* start Excerpted data *

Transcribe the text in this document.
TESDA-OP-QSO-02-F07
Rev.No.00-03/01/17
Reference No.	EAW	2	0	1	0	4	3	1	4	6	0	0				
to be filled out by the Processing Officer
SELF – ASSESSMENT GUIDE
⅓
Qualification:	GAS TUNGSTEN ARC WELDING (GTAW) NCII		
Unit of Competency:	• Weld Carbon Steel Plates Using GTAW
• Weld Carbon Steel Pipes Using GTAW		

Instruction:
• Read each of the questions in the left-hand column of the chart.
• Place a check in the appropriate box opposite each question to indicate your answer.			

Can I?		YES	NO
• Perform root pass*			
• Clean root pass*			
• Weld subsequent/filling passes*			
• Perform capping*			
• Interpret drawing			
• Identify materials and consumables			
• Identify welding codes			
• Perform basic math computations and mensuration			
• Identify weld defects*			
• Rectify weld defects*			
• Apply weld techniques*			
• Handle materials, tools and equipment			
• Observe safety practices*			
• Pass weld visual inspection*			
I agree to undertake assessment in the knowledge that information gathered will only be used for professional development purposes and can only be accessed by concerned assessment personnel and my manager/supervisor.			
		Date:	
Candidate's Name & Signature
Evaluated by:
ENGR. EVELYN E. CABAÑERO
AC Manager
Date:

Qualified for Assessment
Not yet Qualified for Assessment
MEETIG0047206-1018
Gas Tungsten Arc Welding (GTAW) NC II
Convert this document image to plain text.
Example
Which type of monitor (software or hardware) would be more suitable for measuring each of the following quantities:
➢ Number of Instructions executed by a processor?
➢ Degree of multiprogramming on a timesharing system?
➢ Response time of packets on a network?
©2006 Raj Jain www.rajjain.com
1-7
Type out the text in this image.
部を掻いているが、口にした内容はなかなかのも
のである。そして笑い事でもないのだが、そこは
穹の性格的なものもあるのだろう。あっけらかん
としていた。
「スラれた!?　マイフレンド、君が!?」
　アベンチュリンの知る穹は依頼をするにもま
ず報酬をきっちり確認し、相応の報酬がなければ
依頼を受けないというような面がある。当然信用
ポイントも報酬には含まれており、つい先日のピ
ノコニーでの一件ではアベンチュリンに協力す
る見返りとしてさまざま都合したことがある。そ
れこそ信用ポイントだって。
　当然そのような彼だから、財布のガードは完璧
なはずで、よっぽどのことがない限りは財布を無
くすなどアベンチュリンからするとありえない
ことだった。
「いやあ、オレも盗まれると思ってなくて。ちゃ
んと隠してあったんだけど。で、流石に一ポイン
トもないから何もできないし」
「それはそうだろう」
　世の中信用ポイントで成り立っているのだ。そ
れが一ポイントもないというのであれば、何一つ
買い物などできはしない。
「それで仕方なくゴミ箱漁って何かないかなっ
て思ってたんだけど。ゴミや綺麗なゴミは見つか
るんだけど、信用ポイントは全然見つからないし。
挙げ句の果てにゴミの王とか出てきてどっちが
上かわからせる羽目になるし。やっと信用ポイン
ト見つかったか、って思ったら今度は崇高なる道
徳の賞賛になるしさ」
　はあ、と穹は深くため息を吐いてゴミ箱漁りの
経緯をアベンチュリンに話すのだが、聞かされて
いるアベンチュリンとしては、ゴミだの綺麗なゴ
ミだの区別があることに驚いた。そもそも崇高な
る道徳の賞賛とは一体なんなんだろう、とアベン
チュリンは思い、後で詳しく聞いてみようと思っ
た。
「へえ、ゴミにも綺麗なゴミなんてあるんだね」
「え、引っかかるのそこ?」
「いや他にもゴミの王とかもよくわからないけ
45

* end Excerpted data *

* Required work: Count how many lines include the string "Steel". Nothing but the number is needed.

* The output: 2